Collected data =>

# # # #

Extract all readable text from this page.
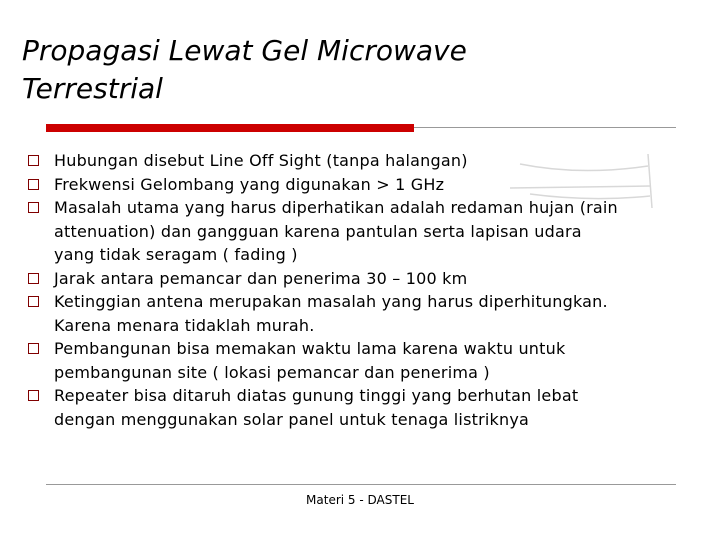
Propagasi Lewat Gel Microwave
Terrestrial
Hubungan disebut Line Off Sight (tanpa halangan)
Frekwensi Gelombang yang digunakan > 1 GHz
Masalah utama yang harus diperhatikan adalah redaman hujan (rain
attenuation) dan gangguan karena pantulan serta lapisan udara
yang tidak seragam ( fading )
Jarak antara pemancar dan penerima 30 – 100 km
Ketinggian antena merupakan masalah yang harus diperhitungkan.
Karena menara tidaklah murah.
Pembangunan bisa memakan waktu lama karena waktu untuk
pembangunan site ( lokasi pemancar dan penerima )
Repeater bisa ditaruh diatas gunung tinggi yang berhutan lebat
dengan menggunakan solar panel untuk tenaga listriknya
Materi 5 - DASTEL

# # # #

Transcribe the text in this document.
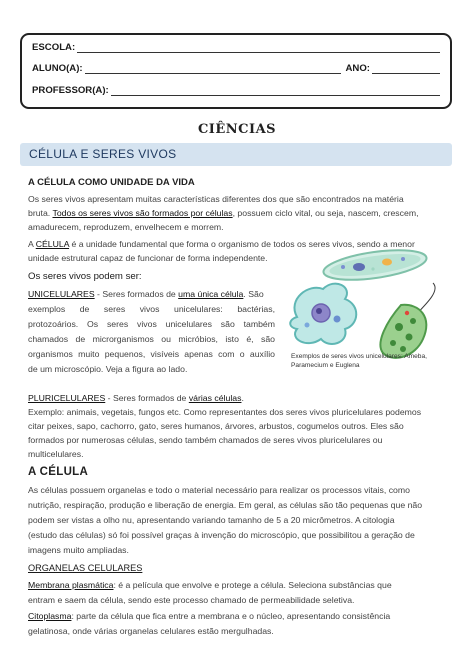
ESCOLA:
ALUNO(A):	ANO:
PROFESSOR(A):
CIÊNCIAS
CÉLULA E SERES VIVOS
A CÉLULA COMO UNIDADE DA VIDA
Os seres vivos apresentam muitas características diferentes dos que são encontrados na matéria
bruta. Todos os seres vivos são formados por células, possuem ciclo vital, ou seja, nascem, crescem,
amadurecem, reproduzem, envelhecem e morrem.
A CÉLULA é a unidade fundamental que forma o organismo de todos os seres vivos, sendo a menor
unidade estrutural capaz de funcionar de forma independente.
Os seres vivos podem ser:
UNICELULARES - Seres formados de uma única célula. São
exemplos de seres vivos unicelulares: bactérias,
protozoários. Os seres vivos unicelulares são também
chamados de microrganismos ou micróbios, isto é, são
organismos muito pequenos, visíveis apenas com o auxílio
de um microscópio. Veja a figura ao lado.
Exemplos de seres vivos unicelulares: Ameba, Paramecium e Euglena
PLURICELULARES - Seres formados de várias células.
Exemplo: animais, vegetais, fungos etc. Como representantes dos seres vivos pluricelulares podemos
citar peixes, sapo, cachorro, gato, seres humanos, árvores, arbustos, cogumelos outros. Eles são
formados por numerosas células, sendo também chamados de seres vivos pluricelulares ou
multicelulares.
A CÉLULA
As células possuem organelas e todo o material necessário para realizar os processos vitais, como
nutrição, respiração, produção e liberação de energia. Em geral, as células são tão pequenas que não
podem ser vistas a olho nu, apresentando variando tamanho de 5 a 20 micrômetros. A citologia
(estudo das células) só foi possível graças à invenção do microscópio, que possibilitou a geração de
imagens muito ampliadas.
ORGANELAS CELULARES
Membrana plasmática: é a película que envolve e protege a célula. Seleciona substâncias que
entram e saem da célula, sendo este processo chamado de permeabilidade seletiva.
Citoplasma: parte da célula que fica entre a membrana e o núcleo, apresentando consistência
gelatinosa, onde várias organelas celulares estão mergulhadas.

# # # #

Prompt => Whichever lines contain the string "chamados", select and copy them.

Answer to this task =>
chamados de microrganismos ou micróbios, isto é, são
formados por numerosas células, sendo também chamados de seres vivos pluricelulares ou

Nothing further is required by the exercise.